- EXERCISE AIM -
Copy each line in the data that includes the word "tishlarning".

Dataset entries
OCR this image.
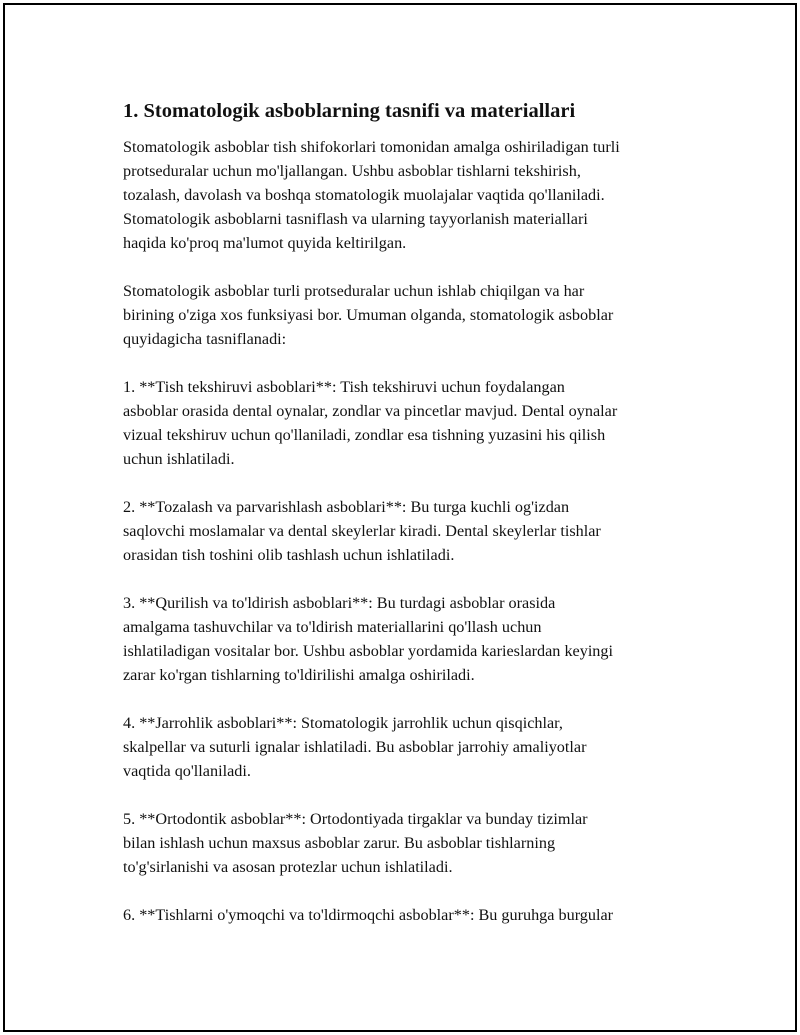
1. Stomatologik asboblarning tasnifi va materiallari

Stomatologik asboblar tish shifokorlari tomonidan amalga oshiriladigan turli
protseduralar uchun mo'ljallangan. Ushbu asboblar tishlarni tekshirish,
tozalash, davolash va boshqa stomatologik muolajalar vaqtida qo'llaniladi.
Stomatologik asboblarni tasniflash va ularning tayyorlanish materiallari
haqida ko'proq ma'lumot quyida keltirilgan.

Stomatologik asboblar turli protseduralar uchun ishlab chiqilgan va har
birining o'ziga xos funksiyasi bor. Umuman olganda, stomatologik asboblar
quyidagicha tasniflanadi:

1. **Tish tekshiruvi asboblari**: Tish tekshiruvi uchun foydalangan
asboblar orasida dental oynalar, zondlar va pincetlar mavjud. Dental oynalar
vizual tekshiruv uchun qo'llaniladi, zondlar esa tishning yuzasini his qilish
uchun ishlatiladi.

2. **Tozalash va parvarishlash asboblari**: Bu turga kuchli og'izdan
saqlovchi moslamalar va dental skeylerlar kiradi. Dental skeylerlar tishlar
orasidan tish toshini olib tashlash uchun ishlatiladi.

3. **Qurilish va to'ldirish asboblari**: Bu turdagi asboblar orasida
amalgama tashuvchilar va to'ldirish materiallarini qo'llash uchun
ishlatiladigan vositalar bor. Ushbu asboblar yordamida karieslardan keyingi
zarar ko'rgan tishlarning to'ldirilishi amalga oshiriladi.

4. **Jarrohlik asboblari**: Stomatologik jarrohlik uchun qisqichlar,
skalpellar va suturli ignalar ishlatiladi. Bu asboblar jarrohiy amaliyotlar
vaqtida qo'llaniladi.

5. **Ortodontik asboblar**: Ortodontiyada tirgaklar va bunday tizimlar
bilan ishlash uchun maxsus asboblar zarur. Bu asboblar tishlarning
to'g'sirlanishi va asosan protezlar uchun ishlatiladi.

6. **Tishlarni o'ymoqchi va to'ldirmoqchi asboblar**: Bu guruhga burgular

---

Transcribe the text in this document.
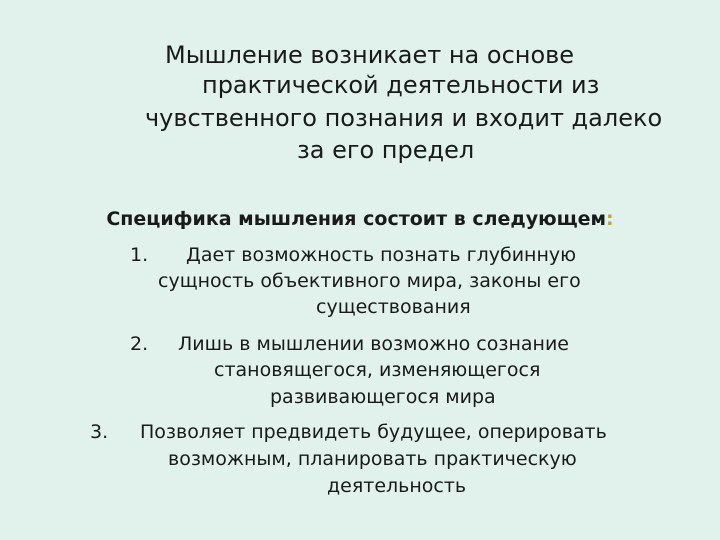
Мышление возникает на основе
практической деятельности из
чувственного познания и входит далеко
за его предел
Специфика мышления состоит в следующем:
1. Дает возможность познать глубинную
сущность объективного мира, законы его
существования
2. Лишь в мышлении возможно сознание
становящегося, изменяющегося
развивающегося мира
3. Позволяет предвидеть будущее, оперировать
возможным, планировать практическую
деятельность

- FINISHED TASK -
zarar ko'rgan tishlarning to'ldirilishi amalga oshiriladi.
bilan ishlash uchun maxsus asboblar zarur. Bu asboblar tishlarning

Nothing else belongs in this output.